BEGIN Data in this exercise
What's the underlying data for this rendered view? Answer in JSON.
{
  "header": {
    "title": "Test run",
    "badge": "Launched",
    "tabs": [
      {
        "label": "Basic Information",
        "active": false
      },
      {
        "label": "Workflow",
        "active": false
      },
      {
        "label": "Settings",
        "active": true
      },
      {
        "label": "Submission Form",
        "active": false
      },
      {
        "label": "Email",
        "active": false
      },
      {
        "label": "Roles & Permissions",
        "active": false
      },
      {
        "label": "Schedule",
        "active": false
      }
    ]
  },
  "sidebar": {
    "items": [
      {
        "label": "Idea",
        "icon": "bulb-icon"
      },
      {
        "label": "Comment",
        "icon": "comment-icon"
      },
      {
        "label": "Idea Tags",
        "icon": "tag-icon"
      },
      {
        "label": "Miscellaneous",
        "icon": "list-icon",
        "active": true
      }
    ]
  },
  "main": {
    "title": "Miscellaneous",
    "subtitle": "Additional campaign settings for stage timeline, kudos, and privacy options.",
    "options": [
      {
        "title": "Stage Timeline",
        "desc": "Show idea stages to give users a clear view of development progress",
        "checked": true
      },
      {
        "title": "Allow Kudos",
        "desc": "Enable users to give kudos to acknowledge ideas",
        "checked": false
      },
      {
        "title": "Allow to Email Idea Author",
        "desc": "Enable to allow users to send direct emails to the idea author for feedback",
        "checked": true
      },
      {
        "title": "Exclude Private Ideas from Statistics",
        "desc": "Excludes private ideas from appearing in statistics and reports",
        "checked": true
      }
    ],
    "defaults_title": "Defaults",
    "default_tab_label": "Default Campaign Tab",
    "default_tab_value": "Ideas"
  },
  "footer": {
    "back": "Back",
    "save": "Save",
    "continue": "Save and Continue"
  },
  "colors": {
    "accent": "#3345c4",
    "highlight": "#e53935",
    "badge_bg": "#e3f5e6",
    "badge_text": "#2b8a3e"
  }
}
END Data in this exercise
▶ **Problem statement**: Write out every line of the preceding listing that contains "give".

▶ **Response below**:
        "desc": "Show idea stages to give users a clear view of development progress",
        "desc": "Enable users to give kudos to acknowledge ideas",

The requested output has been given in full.